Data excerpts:
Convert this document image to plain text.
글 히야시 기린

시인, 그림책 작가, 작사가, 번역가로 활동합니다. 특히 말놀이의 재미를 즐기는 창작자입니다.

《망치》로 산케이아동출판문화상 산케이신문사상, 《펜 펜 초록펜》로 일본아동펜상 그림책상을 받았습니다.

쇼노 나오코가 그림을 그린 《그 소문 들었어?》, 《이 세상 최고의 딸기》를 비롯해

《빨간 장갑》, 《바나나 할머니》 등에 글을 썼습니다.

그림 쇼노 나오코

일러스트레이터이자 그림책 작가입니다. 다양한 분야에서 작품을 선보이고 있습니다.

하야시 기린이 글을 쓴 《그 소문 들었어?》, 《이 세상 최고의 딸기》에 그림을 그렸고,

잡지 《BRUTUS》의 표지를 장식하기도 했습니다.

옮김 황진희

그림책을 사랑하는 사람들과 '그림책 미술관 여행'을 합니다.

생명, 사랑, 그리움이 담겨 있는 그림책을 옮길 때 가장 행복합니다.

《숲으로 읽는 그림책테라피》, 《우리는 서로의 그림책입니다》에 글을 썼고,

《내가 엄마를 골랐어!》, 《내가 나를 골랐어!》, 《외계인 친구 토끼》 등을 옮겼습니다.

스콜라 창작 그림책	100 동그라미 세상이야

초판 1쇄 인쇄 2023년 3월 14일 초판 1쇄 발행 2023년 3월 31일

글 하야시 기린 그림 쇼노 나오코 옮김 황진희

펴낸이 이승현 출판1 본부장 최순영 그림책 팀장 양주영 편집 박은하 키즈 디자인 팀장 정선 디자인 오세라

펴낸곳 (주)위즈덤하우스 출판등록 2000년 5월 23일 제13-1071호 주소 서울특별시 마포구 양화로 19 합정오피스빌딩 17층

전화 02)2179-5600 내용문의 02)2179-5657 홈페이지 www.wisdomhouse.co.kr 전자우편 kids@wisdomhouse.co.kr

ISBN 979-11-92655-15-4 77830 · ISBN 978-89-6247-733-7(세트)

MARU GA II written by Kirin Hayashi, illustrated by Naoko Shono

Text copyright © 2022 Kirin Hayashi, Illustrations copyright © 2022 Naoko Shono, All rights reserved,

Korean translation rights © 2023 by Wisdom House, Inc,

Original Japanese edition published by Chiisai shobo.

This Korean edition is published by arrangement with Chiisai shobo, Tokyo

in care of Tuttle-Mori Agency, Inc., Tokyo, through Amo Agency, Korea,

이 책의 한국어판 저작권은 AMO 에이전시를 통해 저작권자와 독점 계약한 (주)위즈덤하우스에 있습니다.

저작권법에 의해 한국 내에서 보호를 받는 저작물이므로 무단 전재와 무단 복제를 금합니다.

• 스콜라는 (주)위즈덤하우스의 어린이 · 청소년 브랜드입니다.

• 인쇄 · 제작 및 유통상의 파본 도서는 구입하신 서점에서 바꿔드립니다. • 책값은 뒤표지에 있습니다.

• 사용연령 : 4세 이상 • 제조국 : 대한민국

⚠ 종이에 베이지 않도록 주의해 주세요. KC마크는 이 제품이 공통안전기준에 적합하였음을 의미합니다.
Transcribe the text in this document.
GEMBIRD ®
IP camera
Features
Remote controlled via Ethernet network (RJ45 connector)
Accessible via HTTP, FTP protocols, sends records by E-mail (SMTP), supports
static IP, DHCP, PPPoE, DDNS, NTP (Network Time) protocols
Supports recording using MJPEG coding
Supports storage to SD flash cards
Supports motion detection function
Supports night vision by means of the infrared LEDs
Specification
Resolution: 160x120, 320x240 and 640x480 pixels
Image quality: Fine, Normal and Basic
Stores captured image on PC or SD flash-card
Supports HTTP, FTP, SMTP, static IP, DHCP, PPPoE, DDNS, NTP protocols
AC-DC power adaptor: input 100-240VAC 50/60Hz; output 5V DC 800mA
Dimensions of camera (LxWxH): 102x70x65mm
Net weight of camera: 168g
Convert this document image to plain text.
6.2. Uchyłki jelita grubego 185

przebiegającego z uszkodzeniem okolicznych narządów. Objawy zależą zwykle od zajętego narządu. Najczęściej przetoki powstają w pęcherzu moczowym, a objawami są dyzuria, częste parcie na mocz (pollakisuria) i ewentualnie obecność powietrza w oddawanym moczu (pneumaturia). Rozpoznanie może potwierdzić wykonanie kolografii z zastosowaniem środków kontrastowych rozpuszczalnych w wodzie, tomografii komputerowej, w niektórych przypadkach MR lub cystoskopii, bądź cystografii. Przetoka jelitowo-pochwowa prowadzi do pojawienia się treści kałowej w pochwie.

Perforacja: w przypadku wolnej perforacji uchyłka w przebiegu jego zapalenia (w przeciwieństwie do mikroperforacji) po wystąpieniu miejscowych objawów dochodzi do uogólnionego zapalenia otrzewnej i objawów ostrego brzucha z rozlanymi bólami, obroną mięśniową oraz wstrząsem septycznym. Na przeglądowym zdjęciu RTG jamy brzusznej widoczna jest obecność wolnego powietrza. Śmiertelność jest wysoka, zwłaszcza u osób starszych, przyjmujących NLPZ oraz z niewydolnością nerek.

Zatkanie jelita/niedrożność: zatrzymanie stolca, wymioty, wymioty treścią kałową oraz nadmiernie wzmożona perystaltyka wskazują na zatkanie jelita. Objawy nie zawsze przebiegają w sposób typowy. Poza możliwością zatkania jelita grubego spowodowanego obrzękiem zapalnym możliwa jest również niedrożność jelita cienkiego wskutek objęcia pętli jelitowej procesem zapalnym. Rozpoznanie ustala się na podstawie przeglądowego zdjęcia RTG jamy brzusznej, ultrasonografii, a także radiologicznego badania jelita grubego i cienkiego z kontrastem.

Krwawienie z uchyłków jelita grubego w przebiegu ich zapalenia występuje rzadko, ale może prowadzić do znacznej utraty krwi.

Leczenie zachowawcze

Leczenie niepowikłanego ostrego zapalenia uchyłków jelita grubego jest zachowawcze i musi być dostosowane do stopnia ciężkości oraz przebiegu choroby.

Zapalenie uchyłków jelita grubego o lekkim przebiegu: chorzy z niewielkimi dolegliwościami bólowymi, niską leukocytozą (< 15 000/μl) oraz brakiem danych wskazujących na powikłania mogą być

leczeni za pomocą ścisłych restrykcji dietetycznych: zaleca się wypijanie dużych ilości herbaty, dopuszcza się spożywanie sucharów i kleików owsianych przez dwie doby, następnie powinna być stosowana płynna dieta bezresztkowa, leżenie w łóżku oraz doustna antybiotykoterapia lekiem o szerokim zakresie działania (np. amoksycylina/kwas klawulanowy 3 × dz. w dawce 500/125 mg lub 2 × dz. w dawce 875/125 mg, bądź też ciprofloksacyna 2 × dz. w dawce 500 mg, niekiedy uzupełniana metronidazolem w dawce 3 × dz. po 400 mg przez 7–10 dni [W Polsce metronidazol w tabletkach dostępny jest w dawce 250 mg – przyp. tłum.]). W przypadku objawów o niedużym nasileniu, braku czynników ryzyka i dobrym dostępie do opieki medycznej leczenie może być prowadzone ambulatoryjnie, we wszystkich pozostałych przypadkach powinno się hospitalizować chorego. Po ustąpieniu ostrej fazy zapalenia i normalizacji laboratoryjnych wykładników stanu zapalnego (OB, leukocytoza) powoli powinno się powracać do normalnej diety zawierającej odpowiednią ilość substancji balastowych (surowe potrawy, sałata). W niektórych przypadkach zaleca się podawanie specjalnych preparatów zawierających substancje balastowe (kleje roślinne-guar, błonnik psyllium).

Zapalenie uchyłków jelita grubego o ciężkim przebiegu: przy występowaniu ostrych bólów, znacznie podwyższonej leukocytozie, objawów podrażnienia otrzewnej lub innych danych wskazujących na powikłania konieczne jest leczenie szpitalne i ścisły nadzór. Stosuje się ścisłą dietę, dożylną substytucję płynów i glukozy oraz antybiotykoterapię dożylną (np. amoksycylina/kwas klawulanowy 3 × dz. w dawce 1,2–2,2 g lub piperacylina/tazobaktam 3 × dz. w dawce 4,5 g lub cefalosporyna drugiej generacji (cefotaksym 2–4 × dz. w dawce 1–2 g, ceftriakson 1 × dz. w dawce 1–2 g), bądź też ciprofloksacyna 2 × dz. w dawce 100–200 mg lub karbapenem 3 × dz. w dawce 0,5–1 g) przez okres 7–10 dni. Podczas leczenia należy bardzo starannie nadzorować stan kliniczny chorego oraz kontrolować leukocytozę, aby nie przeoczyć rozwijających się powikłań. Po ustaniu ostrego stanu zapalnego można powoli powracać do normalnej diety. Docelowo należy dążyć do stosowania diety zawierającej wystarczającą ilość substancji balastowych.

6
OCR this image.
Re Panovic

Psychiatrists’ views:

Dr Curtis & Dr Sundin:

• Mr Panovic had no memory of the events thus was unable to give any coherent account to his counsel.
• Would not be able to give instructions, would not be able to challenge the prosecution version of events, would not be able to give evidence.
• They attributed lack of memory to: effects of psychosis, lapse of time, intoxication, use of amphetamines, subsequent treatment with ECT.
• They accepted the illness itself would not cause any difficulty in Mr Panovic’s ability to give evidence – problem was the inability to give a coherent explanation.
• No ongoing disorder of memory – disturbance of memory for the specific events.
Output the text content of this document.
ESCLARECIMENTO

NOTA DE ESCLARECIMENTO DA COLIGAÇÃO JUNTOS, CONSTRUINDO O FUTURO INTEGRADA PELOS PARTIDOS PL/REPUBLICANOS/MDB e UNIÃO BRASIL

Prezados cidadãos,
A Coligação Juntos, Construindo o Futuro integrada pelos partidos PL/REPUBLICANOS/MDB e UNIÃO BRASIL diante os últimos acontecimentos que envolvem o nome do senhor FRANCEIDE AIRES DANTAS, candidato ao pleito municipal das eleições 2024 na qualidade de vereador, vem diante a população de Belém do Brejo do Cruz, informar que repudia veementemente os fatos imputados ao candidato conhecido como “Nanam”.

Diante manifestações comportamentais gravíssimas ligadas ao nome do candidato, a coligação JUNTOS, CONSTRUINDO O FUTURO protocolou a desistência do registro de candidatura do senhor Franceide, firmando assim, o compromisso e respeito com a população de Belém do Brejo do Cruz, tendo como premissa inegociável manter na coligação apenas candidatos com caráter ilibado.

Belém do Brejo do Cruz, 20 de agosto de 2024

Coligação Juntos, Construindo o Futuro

YOUR OBJECTIVE -
Filter the listing for the word "Hayashi" and copy every line that holds it.

REPLY TO THE TASK -
MARU GA II written by Kirin Hayashi, illustrated by Naoko Shono
Text copyright © 2022 Kirin Hayashi, Illustrations copyright © 2022 Naoko Shono, All rights reserved,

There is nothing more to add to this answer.